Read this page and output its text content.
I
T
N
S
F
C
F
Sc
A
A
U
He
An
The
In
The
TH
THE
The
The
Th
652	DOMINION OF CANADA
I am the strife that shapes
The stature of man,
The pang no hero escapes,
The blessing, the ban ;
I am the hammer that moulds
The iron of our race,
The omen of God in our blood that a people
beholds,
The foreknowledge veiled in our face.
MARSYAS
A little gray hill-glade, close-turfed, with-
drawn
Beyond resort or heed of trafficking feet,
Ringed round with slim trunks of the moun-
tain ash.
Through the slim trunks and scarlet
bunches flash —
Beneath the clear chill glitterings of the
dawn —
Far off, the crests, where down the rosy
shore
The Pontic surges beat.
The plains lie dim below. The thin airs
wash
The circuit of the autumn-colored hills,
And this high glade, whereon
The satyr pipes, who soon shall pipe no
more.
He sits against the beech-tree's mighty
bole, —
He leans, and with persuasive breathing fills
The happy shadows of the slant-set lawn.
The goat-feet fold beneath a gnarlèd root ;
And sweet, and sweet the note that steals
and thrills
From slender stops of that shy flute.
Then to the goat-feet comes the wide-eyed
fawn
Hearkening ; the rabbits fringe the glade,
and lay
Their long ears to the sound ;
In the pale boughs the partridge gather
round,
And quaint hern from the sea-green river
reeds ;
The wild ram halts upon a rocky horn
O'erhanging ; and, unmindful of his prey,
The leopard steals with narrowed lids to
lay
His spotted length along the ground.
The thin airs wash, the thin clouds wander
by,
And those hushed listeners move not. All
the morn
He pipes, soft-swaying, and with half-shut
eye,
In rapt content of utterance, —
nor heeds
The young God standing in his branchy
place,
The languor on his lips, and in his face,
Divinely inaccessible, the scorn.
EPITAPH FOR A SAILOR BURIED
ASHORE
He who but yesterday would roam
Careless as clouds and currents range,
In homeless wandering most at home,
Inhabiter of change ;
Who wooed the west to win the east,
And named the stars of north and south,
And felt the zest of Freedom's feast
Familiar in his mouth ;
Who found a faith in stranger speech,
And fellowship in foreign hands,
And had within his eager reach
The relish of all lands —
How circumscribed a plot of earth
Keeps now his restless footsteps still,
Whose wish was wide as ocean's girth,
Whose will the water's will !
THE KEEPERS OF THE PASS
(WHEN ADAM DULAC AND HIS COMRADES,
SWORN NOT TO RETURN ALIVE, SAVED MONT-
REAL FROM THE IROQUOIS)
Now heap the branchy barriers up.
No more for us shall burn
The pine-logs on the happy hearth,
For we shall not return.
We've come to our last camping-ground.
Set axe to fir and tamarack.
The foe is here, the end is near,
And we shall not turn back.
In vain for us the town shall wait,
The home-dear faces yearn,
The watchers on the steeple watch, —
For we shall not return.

******

• _PROMPT_
Collect every line from the records above that contains the word "content".

• _EXERCISE RESULT_
Read this page and output its text content.
In rapt content of utterance, —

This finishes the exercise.